• WHAT IS REQUIRED:
Print each line exactly as it is given.

• Data listing:
^^^^^^^^^^^^^^^^
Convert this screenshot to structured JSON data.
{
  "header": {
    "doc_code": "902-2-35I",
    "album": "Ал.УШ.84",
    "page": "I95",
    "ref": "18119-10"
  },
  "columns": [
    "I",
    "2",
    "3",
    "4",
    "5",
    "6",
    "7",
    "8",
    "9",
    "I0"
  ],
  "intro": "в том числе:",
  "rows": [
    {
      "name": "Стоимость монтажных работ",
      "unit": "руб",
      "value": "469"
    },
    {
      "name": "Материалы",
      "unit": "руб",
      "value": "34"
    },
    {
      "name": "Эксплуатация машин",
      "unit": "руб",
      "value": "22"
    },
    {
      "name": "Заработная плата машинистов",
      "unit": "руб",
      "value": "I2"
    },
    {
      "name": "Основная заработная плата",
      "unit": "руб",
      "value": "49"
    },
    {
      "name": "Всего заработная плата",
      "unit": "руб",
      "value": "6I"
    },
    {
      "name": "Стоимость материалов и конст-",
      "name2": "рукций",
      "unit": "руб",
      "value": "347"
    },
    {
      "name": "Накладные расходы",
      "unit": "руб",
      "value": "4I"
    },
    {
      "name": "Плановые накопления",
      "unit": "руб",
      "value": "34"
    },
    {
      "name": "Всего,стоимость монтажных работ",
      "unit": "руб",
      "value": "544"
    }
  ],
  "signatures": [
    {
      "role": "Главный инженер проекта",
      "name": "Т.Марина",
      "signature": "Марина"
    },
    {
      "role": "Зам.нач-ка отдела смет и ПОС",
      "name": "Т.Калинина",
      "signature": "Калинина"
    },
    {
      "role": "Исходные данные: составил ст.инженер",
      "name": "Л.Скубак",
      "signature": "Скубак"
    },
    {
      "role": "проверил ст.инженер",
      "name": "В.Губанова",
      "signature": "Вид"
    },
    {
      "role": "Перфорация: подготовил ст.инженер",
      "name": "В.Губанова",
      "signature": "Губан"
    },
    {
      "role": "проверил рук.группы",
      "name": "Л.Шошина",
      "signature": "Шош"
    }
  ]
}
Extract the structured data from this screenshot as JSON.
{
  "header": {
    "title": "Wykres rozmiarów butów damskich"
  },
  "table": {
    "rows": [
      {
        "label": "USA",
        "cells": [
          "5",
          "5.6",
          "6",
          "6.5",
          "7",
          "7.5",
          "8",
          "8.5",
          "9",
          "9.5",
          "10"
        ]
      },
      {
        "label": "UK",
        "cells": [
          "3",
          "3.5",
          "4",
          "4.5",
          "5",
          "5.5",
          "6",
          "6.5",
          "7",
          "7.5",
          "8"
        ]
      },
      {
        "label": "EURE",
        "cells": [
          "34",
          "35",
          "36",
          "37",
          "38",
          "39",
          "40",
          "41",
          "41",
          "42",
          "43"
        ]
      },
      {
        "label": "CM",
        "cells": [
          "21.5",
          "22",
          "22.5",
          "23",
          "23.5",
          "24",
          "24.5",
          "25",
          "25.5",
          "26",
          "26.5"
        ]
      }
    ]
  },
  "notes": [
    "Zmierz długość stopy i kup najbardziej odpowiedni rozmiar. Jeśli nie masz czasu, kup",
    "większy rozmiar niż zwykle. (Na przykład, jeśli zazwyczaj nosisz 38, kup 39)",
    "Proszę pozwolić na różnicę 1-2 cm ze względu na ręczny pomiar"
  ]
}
^^^^^^^^^^^^^^^^
• RESPONSE TO THE TASK:
Convert this screenshot to structured JSON data.
{
  "header": {
    "doc_code": "902-2-35I",
    "album": "Ал.УШ.84",
    "page": "I95",
    "ref": "18119-10"
  },
  "columns": [
    "I",
    "2",
    "3",
    "4",
    "5",
    "6",
    "7",
    "8",
    "9",
    "I0"
  ],
  "intro": "в том числе:",
  "rows": [
    {
      "name": "Стоимость монтажных работ",
      "unit": "руб",
      "value": "469"
    },
    {
      "name": "Материалы",
      "unit": "руб",
      "value": "34"
    },
    {
      "name": "Эксплуатация машин",
      "unit": "руб",
      "value": "22"
    },
    {
      "name": "Заработная плата машинистов",
      "unit": "руб",
      "value": "I2"
    },
    {
      "name": "Основная заработная плата",
      "unit": "руб",
      "value": "49"
    },
    {
      "name": "Всего заработная плата",
      "unit": "руб",
      "value": "6I"
    },
    {
      "name": "Стоимость материалов и конст-",
      "name2": "рукций",
      "unit": "руб",
      "value": "347"
    },
    {
      "name": "Накладные расходы",
      "unit": "руб",
      "value": "4I"
    },
    {
      "name": "Плановые накопления",
      "unit": "руб",
      "value": "34"
    },
    {
      "name": "Всего,стоимость монтажных работ",
      "unit": "руб",
      "value": "544"
    }
  ],
  "signatures": [
    {
      "role": "Главный инженер проекта",
      "name": "Т.Марина",
      "signature": "Марина"
    },
    {
      "role": "Зам.нач-ка отдела смет и ПОС",
      "name": "Т.Калинина",
      "signature": "Калинина"
    },
    {
      "role": "Исходные данные: составил ст.инженер",
      "name": "Л.Скубак",
      "signature": "Скубак"
    },
    {
      "role": "проверил ст.инженер",
      "name": "В.Губанова",
      "signature": "Вид"
    },
    {
      "role": "Перфорация: подготовил ст.инженер",
      "name": "В.Губанова",
      "signature": "Губан"
    },
    {
      "role": "проверил рук.группы",
      "name": "Л.Шошина",
      "signature": "Шош"
    }
  ]
}
Extract the structured data from this screenshot as JSON.
{
  "header": {
    "title": "Wykres rozmiarów butów damskich"
  },
  "table": {
    "rows": [
      {
        "label": "USA",
        "cells": [
          "5",
          "5.6",
          "6",
          "6.5",
          "7",
          "7.5",
          "8",
          "8.5",
          "9",
          "9.5",
          "10"
        ]
      },
      {
        "label": "UK",
        "cells": [
          "3",
          "3.5",
          "4",
          "4.5",
          "5",
          "5.5",
          "6",
          "6.5",
          "7",
          "7.5",
          "8"
        ]
      },
      {
        "label": "EURE",
        "cells": [
          "34",
          "35",
          "36",
          "37",
          "38",
          "39",
          "40",
          "41",
          "41",
          "42",
          "43"
        ]
      },
      {
        "label": "CM",
        "cells": [
          "21.5",
          "22",
          "22.5",
          "23",
          "23.5",
          "24",
          "24.5",
          "25",
          "25.5",
          "26",
          "26.5"
        ]
      }
    ]
  },
  "notes": [
    "Zmierz długość stopy i kup najbardziej odpowiedni rozmiar. Jeśli nie masz czasu, kup",
    "większy rozmiar niż zwykle. (Na przykład, jeśli zazwyczaj nosisz 38, kup 39)",
    "Proszę pozwolić na różnicę 1-2 cm ze względu na ręczny pomiar"
  ]
}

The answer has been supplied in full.